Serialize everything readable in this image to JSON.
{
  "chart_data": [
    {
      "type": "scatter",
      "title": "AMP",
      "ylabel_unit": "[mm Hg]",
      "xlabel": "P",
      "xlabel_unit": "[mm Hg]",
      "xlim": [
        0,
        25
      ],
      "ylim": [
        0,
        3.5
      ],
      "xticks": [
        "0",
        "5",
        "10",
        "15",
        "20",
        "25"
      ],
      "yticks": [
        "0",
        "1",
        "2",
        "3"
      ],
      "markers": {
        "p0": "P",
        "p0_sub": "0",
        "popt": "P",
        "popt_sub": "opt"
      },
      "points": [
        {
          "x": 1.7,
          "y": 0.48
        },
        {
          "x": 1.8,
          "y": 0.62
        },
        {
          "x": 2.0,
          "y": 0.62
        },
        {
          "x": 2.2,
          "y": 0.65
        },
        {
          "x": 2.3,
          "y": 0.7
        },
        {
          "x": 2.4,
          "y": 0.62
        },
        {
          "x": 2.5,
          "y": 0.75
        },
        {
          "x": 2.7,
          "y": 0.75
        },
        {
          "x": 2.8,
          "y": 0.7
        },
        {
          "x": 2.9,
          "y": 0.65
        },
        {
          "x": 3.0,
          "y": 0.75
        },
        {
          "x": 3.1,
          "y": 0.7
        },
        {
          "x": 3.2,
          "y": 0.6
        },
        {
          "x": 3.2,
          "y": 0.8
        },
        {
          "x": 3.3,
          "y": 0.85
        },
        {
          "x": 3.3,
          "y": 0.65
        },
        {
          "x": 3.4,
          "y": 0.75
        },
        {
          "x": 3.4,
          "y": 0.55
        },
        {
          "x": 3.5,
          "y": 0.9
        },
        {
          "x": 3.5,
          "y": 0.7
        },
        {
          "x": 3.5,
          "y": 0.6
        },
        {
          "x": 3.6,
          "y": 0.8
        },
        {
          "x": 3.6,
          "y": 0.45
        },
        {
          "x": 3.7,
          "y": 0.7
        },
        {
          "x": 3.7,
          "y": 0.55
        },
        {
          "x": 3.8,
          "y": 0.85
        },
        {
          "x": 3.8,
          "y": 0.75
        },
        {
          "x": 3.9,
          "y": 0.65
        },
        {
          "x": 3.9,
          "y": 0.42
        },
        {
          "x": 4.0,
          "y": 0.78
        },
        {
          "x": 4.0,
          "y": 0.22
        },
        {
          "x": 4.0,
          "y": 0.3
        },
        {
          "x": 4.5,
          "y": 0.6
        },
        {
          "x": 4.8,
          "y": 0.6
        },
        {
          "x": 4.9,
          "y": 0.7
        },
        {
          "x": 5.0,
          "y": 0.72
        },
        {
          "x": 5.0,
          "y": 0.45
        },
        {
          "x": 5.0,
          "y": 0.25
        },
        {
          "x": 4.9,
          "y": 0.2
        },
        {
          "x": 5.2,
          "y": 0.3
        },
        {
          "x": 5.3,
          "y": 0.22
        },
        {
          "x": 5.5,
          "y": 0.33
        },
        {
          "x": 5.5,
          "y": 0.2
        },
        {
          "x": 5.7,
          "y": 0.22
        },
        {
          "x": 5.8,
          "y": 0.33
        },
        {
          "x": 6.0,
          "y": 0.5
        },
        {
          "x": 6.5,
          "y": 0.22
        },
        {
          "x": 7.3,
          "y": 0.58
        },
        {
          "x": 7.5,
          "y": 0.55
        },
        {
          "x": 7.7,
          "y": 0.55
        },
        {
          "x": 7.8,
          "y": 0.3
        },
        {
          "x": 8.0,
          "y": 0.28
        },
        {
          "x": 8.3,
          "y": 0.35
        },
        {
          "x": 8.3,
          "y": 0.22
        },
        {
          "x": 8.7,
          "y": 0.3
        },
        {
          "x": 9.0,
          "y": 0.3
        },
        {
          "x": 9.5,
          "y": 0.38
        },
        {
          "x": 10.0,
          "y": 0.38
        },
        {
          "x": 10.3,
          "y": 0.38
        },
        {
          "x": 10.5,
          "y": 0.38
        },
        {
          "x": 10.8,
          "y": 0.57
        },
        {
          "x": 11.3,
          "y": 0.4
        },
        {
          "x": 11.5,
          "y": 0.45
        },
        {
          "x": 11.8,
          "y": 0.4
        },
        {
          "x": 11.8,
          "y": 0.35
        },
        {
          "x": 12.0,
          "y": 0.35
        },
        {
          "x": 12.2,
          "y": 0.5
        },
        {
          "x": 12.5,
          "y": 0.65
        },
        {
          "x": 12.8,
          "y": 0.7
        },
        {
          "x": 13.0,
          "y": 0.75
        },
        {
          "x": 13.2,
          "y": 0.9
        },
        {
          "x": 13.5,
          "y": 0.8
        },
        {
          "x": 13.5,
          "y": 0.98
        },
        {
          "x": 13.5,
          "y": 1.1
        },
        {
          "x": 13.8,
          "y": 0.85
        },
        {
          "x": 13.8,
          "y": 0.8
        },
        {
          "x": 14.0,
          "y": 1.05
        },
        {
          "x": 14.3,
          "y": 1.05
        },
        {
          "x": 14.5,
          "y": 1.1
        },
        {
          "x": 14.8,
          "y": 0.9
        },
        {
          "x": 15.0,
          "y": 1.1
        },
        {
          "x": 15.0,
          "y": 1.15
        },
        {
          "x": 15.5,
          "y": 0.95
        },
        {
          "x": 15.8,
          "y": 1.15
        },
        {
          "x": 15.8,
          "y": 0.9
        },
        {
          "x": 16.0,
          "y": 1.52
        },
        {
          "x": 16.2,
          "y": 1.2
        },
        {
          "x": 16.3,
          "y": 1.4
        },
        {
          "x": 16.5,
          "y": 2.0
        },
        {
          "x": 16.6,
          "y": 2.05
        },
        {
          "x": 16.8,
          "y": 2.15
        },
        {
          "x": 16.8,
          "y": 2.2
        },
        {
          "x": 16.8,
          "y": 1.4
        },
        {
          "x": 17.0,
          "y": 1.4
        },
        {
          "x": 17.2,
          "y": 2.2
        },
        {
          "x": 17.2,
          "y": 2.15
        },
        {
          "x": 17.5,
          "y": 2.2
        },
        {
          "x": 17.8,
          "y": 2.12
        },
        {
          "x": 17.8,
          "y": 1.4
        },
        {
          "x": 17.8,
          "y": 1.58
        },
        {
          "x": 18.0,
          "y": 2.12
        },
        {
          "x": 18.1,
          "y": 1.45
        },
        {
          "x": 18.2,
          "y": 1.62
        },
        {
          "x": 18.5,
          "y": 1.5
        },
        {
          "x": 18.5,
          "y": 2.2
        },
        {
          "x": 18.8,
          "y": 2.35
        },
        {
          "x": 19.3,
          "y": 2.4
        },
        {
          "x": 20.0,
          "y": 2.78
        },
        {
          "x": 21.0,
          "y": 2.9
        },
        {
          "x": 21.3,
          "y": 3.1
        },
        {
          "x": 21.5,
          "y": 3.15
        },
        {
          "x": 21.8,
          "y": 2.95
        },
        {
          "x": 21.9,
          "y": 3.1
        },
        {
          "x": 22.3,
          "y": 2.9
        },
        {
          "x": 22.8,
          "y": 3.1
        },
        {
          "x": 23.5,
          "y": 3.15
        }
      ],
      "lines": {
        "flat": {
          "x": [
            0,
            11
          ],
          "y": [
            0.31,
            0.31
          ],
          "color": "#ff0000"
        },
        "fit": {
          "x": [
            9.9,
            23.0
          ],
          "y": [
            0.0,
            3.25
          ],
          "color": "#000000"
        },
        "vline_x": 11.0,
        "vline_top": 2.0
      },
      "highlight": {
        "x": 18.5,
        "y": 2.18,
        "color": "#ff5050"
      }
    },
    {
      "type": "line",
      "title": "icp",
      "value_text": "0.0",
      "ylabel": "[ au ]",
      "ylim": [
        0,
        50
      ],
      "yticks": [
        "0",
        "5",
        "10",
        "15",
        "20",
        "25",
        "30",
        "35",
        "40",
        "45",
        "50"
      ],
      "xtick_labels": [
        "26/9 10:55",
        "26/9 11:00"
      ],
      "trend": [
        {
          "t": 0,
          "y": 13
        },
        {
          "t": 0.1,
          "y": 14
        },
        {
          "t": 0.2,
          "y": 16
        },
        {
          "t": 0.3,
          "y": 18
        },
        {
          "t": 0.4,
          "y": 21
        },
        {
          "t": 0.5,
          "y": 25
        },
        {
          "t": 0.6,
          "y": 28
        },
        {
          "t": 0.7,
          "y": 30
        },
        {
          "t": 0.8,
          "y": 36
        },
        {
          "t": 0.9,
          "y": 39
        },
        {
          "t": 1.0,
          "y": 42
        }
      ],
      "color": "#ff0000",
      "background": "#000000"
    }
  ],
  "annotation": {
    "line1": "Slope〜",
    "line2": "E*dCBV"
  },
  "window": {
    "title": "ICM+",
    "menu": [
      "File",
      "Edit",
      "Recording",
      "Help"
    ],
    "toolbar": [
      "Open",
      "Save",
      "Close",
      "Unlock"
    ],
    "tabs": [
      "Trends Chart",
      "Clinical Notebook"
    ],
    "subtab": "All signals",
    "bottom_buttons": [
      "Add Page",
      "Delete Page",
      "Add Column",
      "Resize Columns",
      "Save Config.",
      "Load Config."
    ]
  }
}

◇ ◇ ◇

▶ TASK TO CARRY OUT
Copy down every line of the entries containing the word "color".

▶ RESULT FOR THIS EXERCISE
          "color": "#ff0000"
          "color": "#000000"
        "color": "#ff5050"
      "color": "#ff0000",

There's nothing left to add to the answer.